GIVEN RECORDS ->

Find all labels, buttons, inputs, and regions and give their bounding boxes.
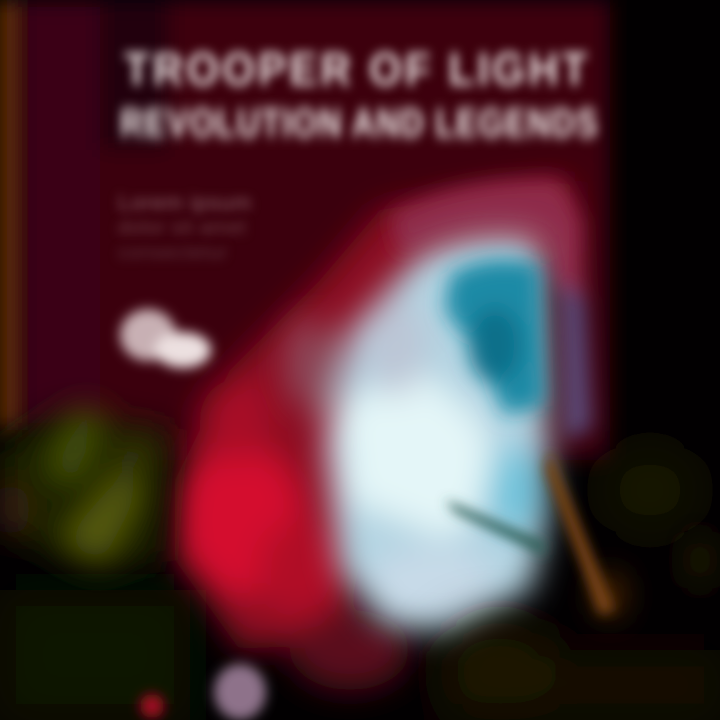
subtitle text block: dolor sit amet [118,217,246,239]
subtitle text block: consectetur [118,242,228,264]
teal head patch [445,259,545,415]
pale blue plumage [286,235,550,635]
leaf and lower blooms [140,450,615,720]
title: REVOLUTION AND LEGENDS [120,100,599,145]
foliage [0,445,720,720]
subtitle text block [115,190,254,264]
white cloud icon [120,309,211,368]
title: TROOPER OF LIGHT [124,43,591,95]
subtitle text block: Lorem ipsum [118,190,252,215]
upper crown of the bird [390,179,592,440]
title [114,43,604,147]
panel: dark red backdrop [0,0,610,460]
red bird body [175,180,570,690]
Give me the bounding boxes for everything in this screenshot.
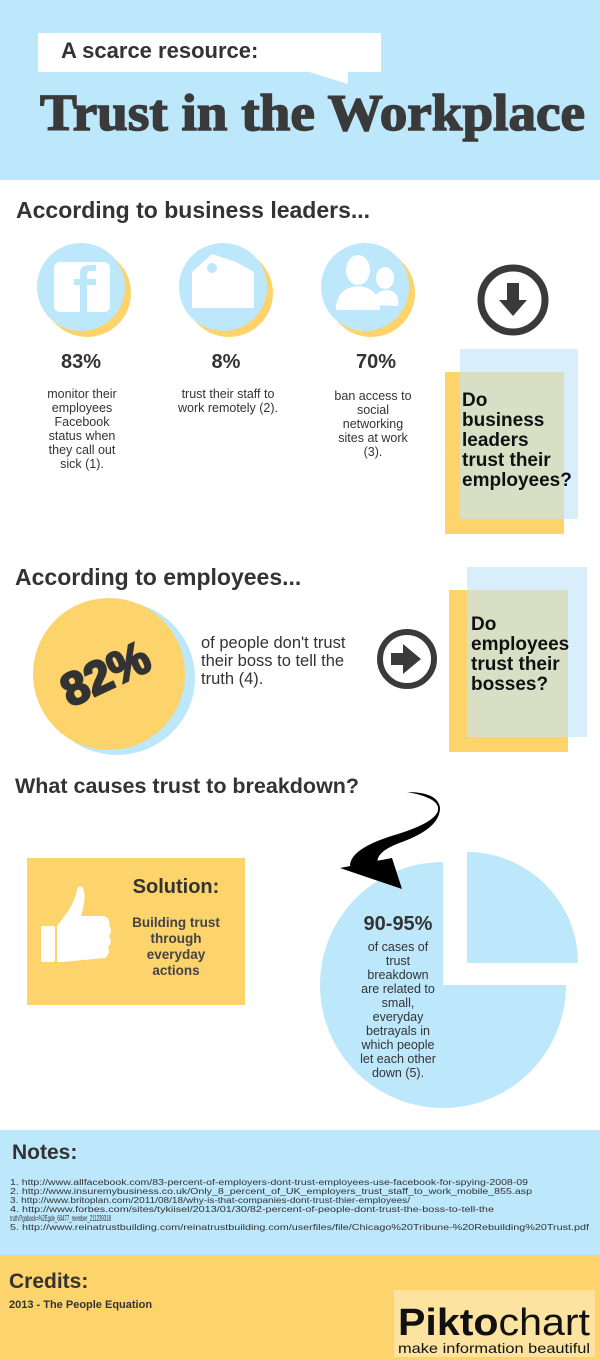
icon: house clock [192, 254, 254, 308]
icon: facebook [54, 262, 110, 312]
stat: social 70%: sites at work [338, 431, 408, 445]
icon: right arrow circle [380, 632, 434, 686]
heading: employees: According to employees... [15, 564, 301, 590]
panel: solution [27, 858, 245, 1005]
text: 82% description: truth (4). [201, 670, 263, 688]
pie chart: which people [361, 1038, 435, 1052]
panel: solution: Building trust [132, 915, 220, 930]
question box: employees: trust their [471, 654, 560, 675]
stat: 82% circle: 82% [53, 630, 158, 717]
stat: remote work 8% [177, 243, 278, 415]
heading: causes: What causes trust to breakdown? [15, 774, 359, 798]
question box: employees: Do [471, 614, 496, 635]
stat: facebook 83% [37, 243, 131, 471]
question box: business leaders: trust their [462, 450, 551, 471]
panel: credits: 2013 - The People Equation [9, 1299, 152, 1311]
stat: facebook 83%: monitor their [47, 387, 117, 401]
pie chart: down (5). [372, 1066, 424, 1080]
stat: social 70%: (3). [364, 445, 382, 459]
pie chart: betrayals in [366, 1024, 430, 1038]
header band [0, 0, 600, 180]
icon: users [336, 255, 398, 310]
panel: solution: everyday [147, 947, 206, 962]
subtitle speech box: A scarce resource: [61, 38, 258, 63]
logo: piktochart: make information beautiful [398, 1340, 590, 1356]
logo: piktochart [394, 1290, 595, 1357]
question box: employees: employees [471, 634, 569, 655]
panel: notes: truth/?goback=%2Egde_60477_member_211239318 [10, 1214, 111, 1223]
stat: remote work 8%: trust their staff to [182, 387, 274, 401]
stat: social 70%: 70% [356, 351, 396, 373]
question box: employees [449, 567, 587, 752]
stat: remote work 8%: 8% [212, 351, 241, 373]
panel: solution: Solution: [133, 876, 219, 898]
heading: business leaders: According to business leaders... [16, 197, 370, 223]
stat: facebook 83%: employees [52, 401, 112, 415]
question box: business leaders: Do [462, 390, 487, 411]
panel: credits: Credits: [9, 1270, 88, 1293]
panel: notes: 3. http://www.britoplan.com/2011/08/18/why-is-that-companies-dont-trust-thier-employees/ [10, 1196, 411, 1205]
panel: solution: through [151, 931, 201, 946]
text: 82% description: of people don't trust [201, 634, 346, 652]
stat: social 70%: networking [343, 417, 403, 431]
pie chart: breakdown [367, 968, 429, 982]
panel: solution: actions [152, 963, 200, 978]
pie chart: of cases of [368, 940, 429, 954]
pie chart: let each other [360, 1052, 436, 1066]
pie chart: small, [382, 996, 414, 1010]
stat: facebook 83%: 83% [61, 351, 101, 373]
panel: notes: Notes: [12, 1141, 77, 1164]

TASK OBJECTIVE -> Locate each line of the material above that contains the string "credits", treating uppercase and lowercase letters as different, and copy those lines.

EXERCISE RESULT ->
panel: credits: 2013 - The People Equation [9, 1299, 152, 1311]
panel: credits: Credits: [9, 1270, 88, 1293]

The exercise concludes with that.